[Stored entries]

⟨

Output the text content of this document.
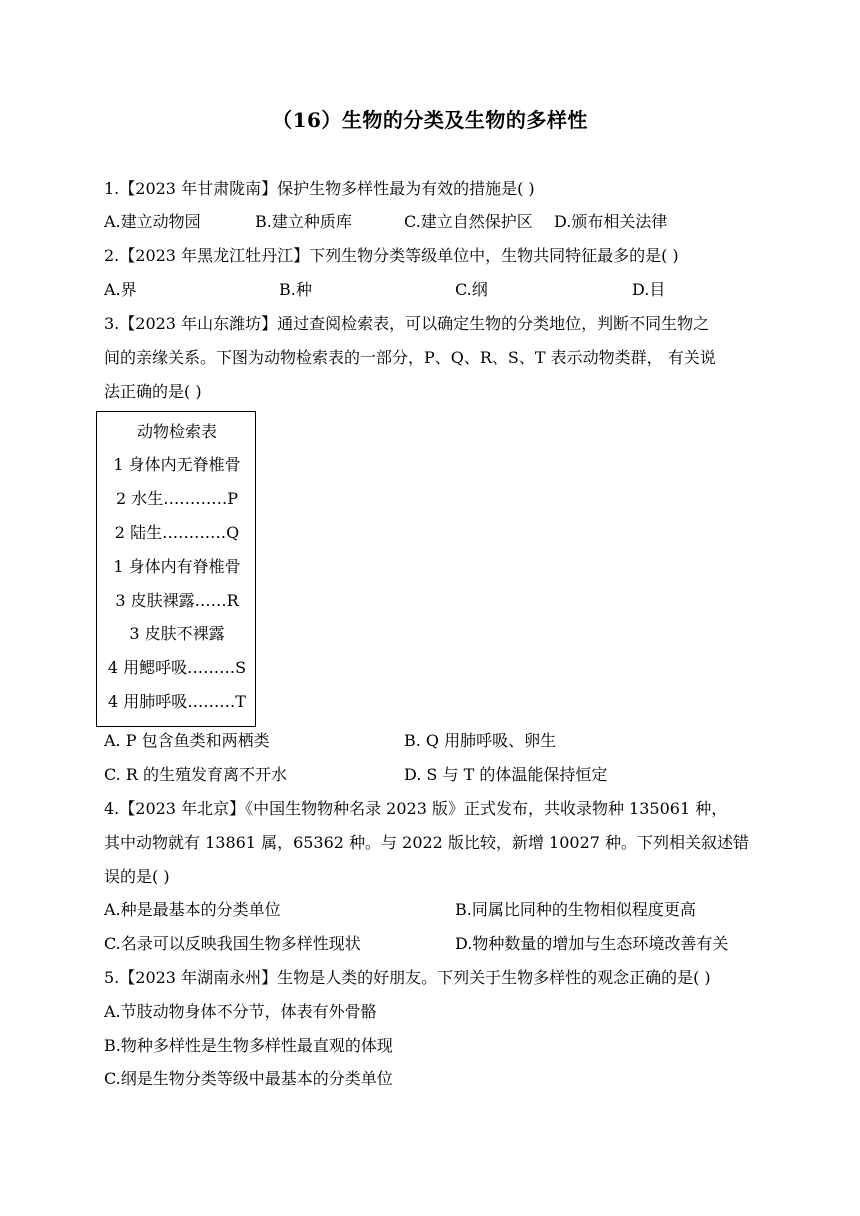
（16）生物的分类及生物的多样性
1.【2023 年甘肃陇南】保护生物多样性最为有效的措施是( )
A.建立动物园	B.建立种质库	C.建立自然保护区 D.颁布相关法律
2.【2023 年黑龙江牡丹江】下列生物分类等级单位中，生物共同特征最多的是( )
A.界	B.种	C.纲	D.目
3.【2023 年山东潍坊】通过查阅检索表，可以确定生物的分类地位，判断不同生物之
间的亲缘关系。下图为动物检索表的一部分，P、Q、R、S、T 表示动物类群， 有关说
法正确的是( )
动物检索表
1 身体内无脊椎骨
2 水生…………P
2 陆生…………Q
1 身体内有脊椎骨
3 皮肤裸露……R
3 皮肤不裸露
4 用鳃呼吸………S
4 用肺呼吸………T
A. P 包含鱼类和两栖类	B. Q 用肺呼吸、卵生
C. R 的生殖发育离不开水	D. S 与 T 的体温能保持恒定
4.【2023 年北京】《中国生物物种名录 2023 版》正式发布，共收录物种 135061 种，
其中动物就有 13861 属，65362 种。与 2022 版比较，新增 10027 种。下列相关叙述错
误的是( )
A.种是最基本的分类单位	B.同属比同种的生物相似程度更高
C.名录可以反映我国生物多样性现状	D.物种数量的增加与生态环境改善有关
5.【2023 年湖南永州】生物是人类的好朋友。下列关于生物多样性的观念正确的是( )
A.节肢动物身体不分节，体表有外骨骼
B.物种多样性是生物多样性最直观的体现
C.纲是生物分类等级中最基本的分类单位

⟩

▶ Directive: Every entry above should be duplicated exactly. Do not include the images.

▶ The solution:
Output the text content of this document.
（16）生物的分类及生物的多样性
1.【2023 年甘肃陇南】保护生物多样性最为有效的措施是( )
A.建立动物园	B.建立种质库	C.建立自然保护区 D.颁布相关法律
2.【2023 年黑龙江牡丹江】下列生物分类等级单位中，生物共同特征最多的是( )
A.界	B.种	C.纲	D.目
3.【2023 年山东潍坊】通过查阅检索表，可以确定生物的分类地位，判断不同生物之
间的亲缘关系。下图为动物检索表的一部分，P、Q、R、S、T 表示动物类群， 有关说
法正确的是( )
动物检索表
1 身体内无脊椎骨
2 水生…………P
2 陆生…………Q
1 身体内有脊椎骨
3 皮肤裸露……R
3 皮肤不裸露
4 用鳃呼吸………S
4 用肺呼吸………T
A. P 包含鱼类和两栖类	B. Q 用肺呼吸、卵生
C. R 的生殖发育离不开水	D. S 与 T 的体温能保持恒定
4.【2023 年北京】《中国生物物种名录 2023 版》正式发布，共收录物种 135061 种，
其中动物就有 13861 属，65362 种。与 2022 版比较，新增 10027 种。下列相关叙述错
误的是( )
A.种是最基本的分类单位	B.同属比同种的生物相似程度更高
C.名录可以反映我国生物多样性现状	D.物种数量的增加与生态环境改善有关
5.【2023 年湖南永州】生物是人类的好朋友。下列关于生物多样性的观念正确的是( )
A.节肢动物身体不分节，体表有外骨骼
B.物种多样性是生物多样性最直观的体现
C.纲是生物分类等级中最基本的分类单位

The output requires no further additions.